• EXTRACTED DATA:
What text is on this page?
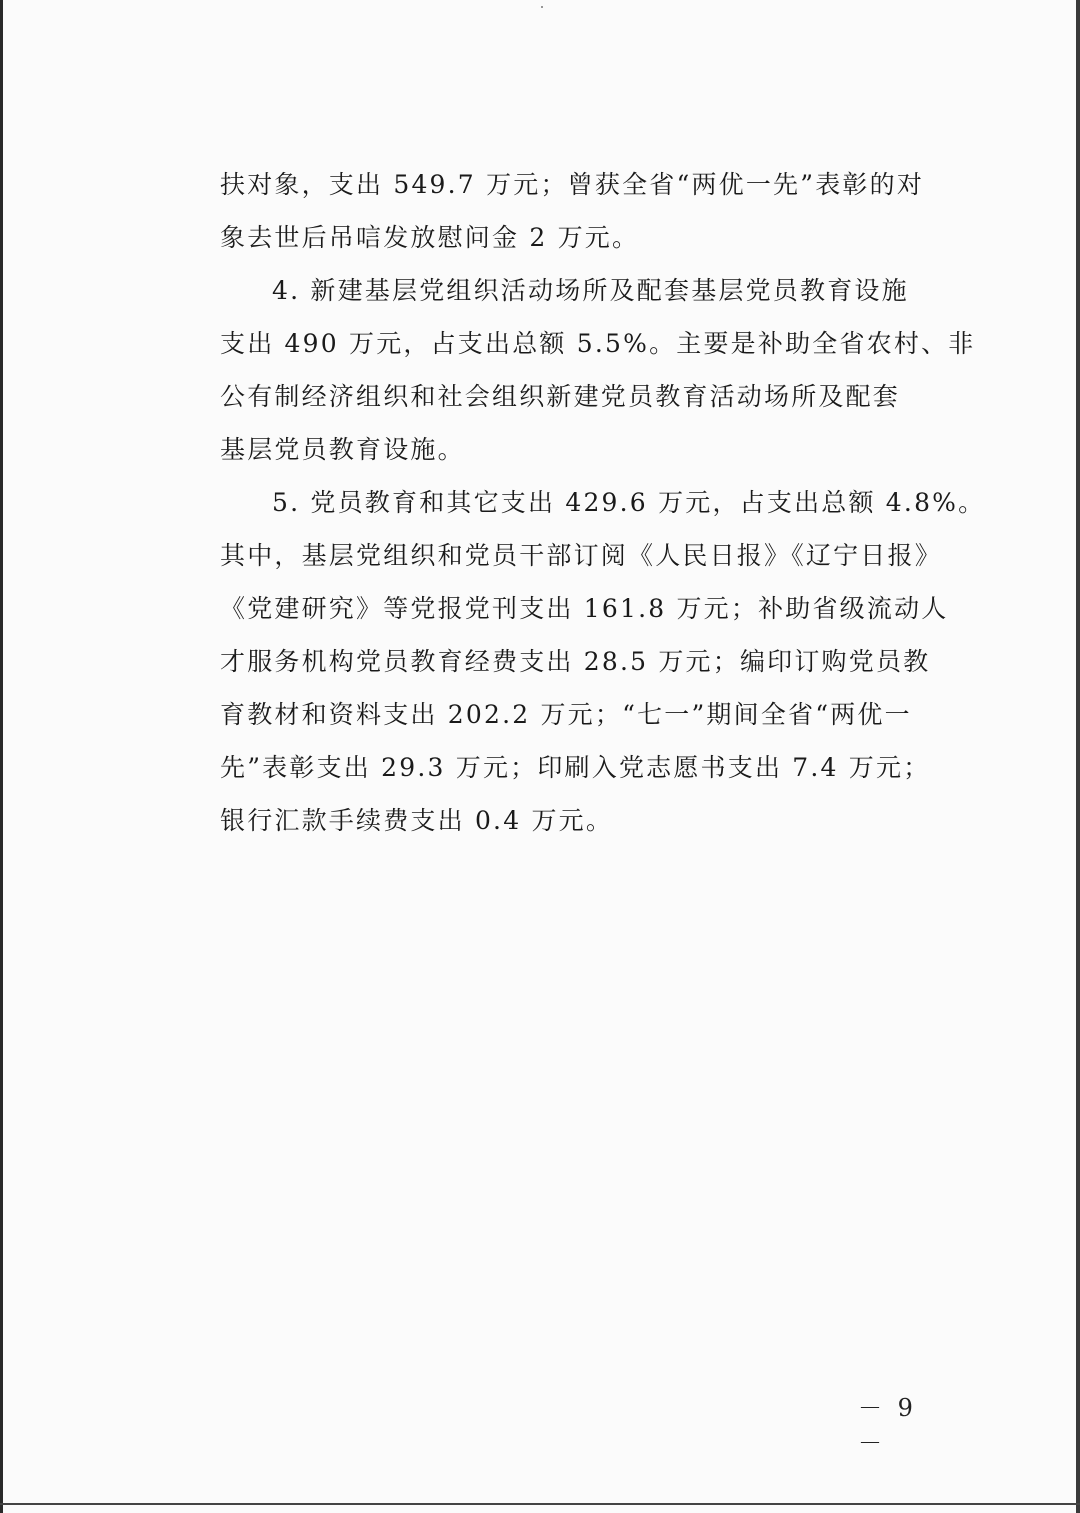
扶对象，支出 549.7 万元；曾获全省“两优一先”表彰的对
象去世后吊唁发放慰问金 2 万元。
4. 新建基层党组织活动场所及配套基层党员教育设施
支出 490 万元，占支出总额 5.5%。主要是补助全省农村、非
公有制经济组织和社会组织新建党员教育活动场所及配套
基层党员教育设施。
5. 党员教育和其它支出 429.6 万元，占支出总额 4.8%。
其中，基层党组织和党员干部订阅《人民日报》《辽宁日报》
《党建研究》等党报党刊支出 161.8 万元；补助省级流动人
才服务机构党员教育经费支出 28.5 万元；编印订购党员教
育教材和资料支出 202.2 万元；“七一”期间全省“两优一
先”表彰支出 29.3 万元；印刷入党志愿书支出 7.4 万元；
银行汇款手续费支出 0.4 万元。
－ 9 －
...
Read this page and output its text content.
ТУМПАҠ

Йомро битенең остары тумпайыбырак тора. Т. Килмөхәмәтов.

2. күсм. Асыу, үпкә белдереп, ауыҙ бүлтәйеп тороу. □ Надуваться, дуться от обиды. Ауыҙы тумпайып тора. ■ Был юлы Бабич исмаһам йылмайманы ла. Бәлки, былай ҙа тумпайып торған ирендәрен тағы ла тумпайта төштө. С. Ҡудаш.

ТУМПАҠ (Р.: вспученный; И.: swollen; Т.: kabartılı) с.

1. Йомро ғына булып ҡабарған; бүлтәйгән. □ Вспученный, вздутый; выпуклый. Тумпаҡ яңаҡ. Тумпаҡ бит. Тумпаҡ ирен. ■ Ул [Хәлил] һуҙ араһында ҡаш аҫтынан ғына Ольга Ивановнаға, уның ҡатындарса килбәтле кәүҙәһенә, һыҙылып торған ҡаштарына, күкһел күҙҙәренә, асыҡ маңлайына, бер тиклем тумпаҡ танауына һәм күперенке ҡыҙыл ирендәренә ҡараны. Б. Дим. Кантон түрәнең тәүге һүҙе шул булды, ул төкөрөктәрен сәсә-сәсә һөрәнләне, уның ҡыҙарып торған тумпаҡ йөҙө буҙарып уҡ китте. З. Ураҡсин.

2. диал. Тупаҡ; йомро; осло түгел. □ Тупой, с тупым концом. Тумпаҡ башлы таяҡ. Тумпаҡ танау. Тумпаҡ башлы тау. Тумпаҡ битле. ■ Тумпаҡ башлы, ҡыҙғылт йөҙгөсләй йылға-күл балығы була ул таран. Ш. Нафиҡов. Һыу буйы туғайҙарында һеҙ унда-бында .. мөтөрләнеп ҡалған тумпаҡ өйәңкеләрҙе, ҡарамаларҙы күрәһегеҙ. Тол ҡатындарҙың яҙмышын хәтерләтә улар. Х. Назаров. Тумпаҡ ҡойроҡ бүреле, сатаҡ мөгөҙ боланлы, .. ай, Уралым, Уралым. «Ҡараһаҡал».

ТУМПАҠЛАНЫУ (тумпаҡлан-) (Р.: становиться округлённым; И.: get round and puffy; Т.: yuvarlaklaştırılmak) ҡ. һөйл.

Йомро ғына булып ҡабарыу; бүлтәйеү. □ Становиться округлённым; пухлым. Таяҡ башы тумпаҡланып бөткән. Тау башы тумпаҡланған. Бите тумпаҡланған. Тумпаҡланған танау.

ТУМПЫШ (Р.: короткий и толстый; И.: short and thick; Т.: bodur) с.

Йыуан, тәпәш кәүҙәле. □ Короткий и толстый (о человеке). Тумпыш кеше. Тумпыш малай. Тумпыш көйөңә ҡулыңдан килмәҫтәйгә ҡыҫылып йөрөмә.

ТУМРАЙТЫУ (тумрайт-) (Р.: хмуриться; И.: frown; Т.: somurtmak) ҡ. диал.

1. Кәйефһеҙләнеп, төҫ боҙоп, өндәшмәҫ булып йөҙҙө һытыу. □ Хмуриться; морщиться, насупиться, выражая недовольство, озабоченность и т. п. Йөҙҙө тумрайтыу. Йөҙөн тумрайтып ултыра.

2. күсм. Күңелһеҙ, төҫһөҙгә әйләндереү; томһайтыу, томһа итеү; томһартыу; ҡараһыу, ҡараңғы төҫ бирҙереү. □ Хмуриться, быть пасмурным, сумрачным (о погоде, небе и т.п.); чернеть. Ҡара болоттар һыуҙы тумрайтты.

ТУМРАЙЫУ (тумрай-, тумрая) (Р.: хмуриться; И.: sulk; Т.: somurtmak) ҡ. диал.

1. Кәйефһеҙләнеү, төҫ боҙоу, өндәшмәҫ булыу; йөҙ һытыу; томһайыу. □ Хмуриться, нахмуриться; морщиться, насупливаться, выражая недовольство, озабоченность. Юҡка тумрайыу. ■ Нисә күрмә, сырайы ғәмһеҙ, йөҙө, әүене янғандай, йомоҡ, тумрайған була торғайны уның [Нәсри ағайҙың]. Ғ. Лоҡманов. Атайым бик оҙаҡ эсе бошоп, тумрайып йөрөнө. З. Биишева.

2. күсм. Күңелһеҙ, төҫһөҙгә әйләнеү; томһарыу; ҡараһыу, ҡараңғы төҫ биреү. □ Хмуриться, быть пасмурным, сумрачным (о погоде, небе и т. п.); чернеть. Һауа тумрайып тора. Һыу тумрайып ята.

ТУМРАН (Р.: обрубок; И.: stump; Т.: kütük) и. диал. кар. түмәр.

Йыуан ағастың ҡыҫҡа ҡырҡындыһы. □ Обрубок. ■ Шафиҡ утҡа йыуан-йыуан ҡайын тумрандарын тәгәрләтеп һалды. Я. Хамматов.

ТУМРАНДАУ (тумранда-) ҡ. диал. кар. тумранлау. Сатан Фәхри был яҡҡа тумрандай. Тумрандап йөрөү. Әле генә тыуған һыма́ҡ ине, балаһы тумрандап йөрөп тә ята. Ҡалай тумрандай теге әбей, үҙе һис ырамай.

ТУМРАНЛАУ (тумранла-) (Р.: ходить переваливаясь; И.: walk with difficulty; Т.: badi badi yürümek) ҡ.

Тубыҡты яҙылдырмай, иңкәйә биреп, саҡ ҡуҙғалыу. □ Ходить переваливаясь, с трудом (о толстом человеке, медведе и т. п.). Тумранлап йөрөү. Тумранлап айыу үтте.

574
--
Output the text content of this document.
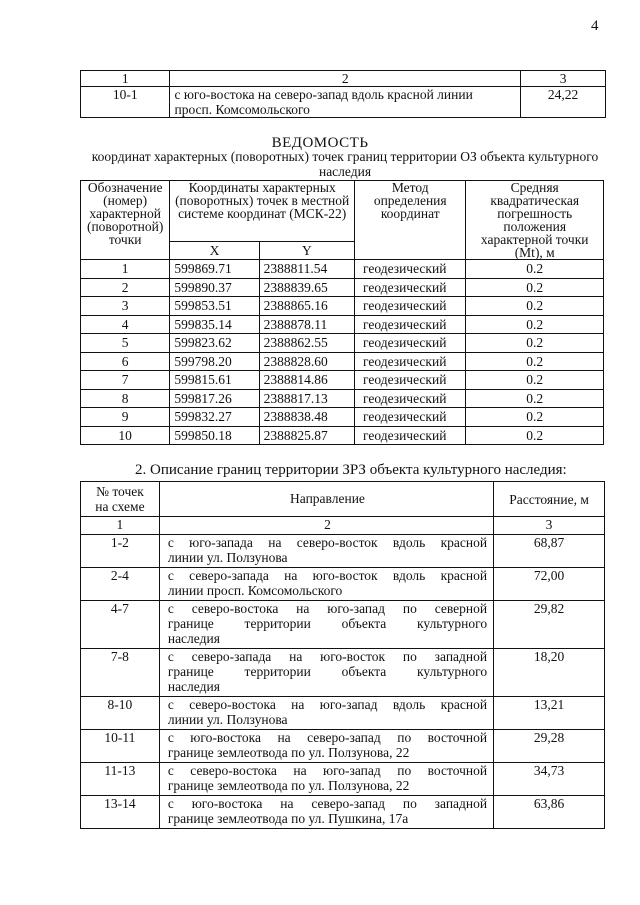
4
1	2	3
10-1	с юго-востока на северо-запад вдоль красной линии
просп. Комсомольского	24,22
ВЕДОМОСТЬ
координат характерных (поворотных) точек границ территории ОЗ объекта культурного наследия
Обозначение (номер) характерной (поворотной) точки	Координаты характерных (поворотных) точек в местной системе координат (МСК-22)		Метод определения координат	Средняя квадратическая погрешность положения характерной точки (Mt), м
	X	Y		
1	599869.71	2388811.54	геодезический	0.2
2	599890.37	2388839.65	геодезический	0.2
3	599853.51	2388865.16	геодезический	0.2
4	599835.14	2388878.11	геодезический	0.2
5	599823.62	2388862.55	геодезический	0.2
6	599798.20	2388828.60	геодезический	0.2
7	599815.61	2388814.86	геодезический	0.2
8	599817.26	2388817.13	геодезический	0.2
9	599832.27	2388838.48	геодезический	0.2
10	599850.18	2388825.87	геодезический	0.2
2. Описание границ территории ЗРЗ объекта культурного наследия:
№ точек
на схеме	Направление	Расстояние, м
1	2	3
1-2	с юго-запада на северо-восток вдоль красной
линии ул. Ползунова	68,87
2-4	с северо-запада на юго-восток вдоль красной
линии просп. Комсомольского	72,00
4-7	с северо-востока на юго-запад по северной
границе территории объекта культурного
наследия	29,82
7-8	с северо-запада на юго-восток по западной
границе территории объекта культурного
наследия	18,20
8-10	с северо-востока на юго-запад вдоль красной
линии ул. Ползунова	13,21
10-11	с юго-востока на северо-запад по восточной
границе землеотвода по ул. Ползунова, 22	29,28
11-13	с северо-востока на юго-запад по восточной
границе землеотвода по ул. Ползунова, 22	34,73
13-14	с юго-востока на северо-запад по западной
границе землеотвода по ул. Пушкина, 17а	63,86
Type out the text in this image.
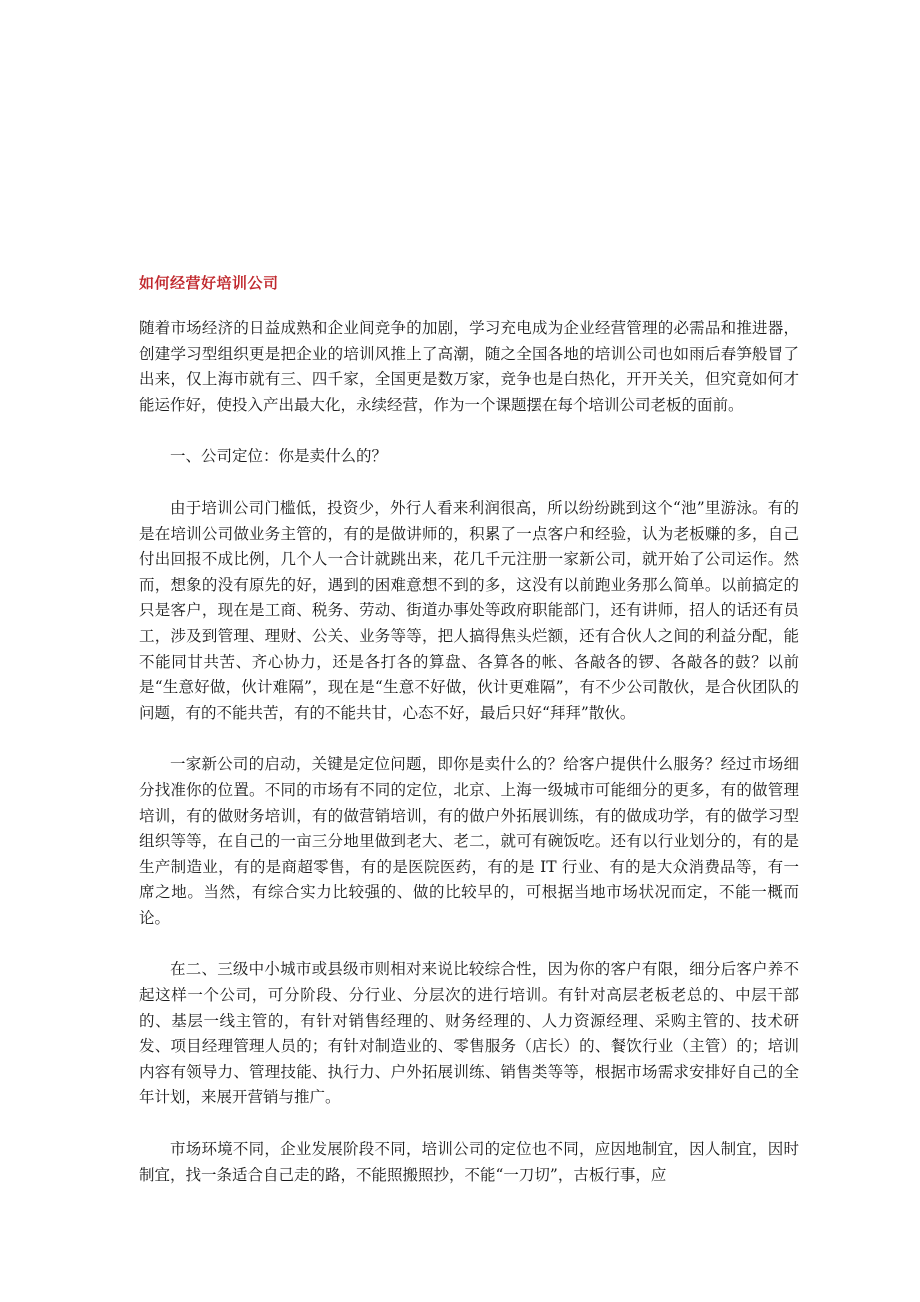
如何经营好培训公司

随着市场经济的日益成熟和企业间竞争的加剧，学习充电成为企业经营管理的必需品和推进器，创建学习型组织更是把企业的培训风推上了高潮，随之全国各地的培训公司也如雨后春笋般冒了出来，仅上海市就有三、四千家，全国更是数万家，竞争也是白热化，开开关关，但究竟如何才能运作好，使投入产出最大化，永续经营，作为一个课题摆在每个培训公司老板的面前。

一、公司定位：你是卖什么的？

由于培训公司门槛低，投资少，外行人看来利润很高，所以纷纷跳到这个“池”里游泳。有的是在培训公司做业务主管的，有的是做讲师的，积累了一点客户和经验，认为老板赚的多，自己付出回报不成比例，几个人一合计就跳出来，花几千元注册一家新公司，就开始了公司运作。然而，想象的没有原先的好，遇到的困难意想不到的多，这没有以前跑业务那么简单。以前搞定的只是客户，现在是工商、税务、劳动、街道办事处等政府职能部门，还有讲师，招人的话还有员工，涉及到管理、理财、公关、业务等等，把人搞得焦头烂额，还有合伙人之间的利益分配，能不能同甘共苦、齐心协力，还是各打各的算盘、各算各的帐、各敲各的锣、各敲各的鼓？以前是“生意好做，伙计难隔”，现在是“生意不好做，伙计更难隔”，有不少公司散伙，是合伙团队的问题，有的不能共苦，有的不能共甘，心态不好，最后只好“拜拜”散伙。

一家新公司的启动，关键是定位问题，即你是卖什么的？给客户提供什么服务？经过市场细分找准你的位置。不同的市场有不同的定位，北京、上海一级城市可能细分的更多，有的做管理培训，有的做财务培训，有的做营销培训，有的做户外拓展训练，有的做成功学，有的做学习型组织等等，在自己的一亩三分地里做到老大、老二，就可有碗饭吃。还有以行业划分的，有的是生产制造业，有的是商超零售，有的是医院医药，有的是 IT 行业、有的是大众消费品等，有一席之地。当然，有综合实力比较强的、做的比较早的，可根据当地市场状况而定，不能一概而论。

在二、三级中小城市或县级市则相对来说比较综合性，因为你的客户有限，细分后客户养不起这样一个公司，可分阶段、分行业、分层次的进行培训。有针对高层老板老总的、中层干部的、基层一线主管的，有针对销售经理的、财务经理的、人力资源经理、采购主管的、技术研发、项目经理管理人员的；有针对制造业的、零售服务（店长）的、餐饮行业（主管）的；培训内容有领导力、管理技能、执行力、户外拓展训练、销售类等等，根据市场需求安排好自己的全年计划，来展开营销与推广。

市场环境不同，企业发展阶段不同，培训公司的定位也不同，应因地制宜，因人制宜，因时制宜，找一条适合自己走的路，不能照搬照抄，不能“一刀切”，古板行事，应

• PROMPT:
Count the lines in the records above that contain the word "землеотвода", and reply with only that number.

• OUTPUT OF THE TASK:
3